### [EXERCISE]
Locate the string "color" throughout the material and copy every line in which it occurs.

___ INPUT DATA ___

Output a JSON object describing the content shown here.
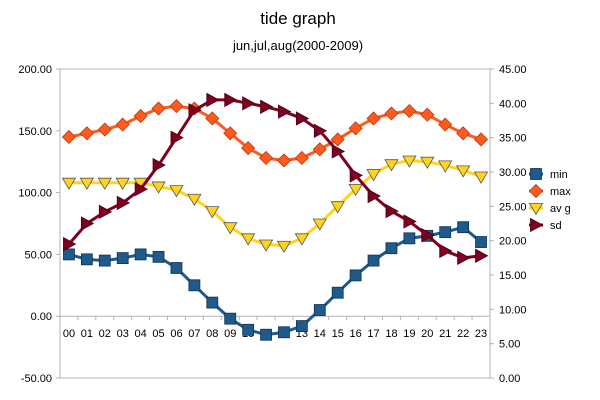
{
  "chart_data": {
    "type": "line",
    "title": "tide graph",
    "subtitle": "jun,jul,aug(2000-2009)",
    "categories": [
      "00",
      "01",
      "02",
      "03",
      "04",
      "05",
      "06",
      "07",
      "08",
      "09",
      "10",
      "11",
      "12",
      "13",
      "14",
      "15",
      "16",
      "17",
      "18",
      "19",
      "20",
      "21",
      "22",
      "23"
    ],
    "y_left": {
      "min": -50,
      "max": 200,
      "step": 50,
      "ticks": [
        "-50.00",
        "0.00",
        "50.00",
        "100.00",
        "150.00",
        "200.00"
      ]
    },
    "y_right": {
      "min": 0,
      "max": 45,
      "step": 5,
      "ticks": [
        "0.00",
        "5.00",
        "10.00",
        "15.00",
        "20.00",
        "25.00",
        "30.00",
        "35.00",
        "40.00",
        "45.00"
      ]
    },
    "grid": false,
    "legend_position": "right",
    "series": [
      {
        "name": "min",
        "axis": "left",
        "color": "#1f5a8a",
        "marker": "square",
        "values": [
          50,
          46,
          45,
          47,
          50,
          48,
          39,
          25,
          11,
          -2,
          -11,
          -15,
          -13,
          -8,
          5,
          19,
          33,
          45,
          55,
          63,
          65,
          68,
          72,
          60
        ]
      },
      {
        "name": "max",
        "axis": "left",
        "color": "#ff5a1f",
        "marker": "diamond",
        "values": [
          145,
          148,
          151,
          155,
          162,
          168,
          170,
          168,
          160,
          148,
          136,
          128,
          126,
          128,
          135,
          143,
          152,
          160,
          164,
          166,
          163,
          155,
          148,
          143
        ]
      },
      {
        "name": "avg",
        "axis": "left",
        "color": "#ffd320",
        "marker": "triangle-down",
        "values": [
          108,
          108,
          108,
          108,
          108,
          105,
          102,
          95,
          85,
          72,
          63,
          58,
          57,
          63,
          75,
          89,
          103,
          115,
          123,
          126,
          125,
          122,
          118,
          113
        ]
      },
      {
        "name": "sd",
        "axis": "right",
        "color": "#7e0021",
        "marker": "triangle-right",
        "values": [
          19.5,
          22.5,
          24.2,
          25.5,
          27.5,
          31.0,
          35.0,
          39.0,
          40.5,
          40.5,
          40.0,
          39.5,
          38.8,
          37.8,
          36.0,
          33.0,
          29.5,
          26.5,
          24.3,
          22.8,
          20.8,
          18.5,
          17.5,
          17.8
        ]
      }
    ],
    "legend_labels": [
      "min",
      "max",
      "av g",
      "sd"
    ]
  }
}
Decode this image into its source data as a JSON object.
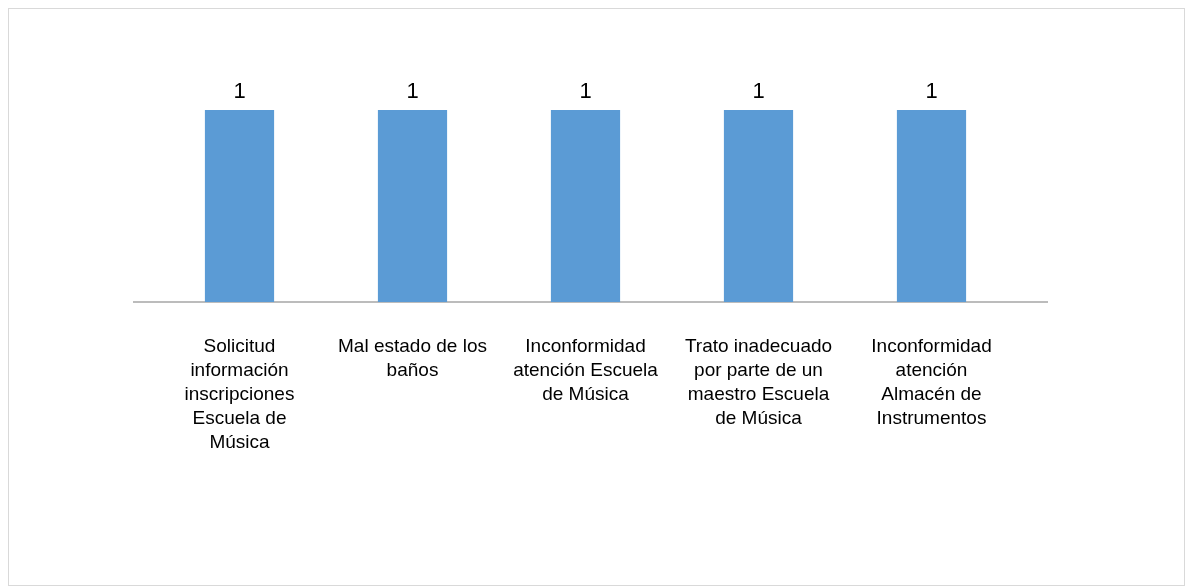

___

### [TASK RESULT]
        "color": "#1f5a8a",
        "color": "#ff5a1f",
        "color": "#ffd320",
        "color": "#7e0021",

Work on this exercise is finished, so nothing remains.